>> BEGIN SUPPLIED DATA

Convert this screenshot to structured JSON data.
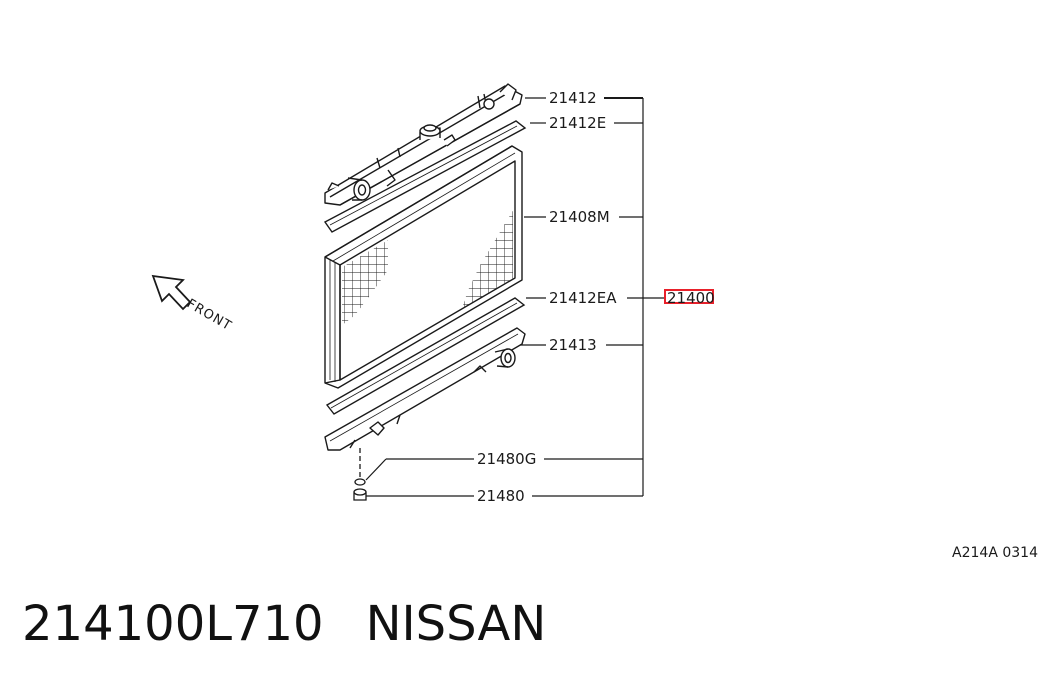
{
  "callouts": {
    "c_21412": "21412",
    "c_21412e": "21412E",
    "c_21408m": "21408M",
    "c_21412ea": "21412EA",
    "c_21413": "21413",
    "c_21480g": "21480G",
    "c_21480": "21480",
    "assembly": "21400"
  },
  "front_label": "FRONT",
  "ref_code": "A214A 0314",
  "footer": {
    "part_number": "214100L710",
    "brand": "NISSAN"
  },
  "colors": {
    "line": "#1a1a1a",
    "highlight": "#e8202a"
  }
}
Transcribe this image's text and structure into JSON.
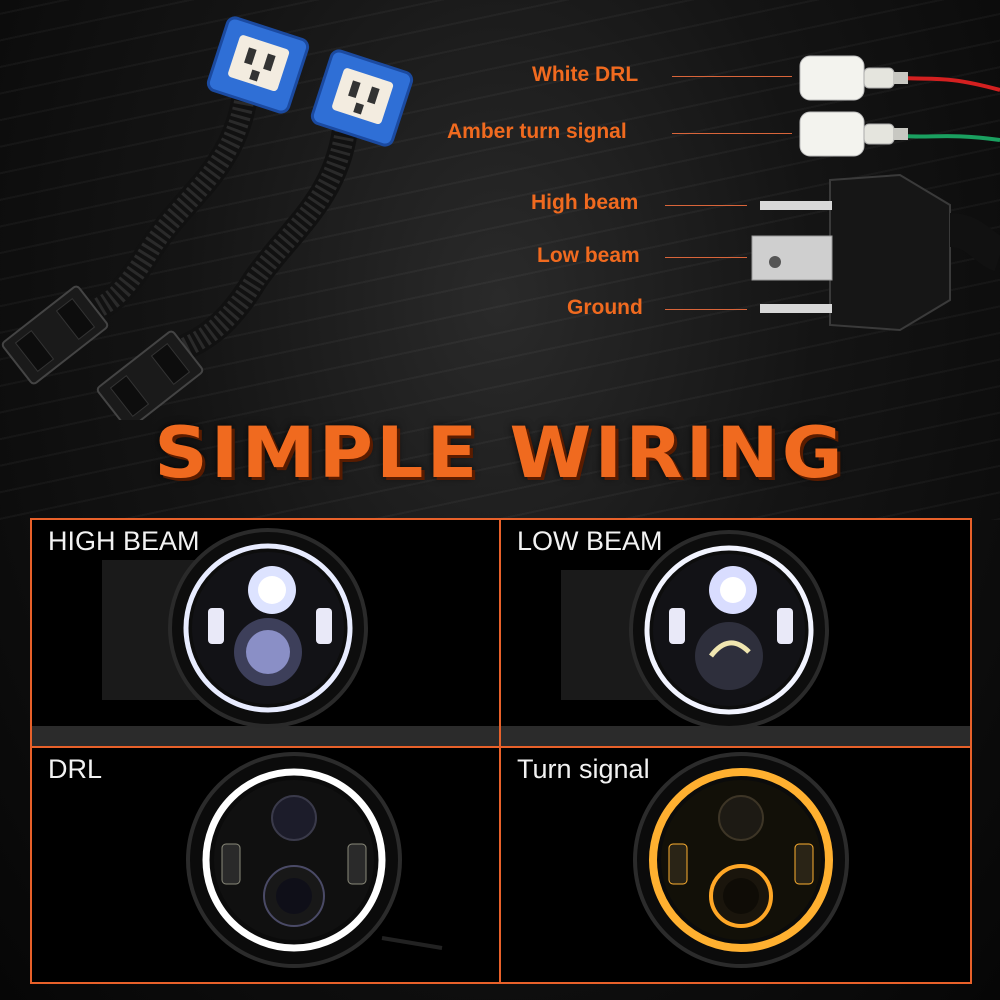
{
  "wiring_labels": [
    {
      "text": "White DRL",
      "color": "#f06a1f"
    },
    {
      "text": "Amber turn signal",
      "color": "#f06a1f"
    },
    {
      "text": "High beam",
      "color": "#f06a1f"
    },
    {
      "text": "Low beam",
      "color": "#f06a1f"
    },
    {
      "text": "Ground",
      "color": "#f06a1f"
    }
  ],
  "heading": "SIMPLE WIRING",
  "panels": [
    {
      "label": "HIGH BEAM"
    },
    {
      "label": "LOW BEAM"
    },
    {
      "label": "DRL"
    },
    {
      "label": "Turn signal"
    }
  ],
  "colors": {
    "accent": "#e8612a",
    "label": "#f06a1f",
    "drl_ring": "#ffffff",
    "turn_ring": "#ffb030"
  }
}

>> END SUPPLIED DATA

:: TASK TO COMPLETE ::
Copy the lines from the entries above in which the word "this" appears.

:: WRITTEN ANSWER ::
Convert this screenshot to structured JSON data.
Transcribe this image's text and structure into JSON.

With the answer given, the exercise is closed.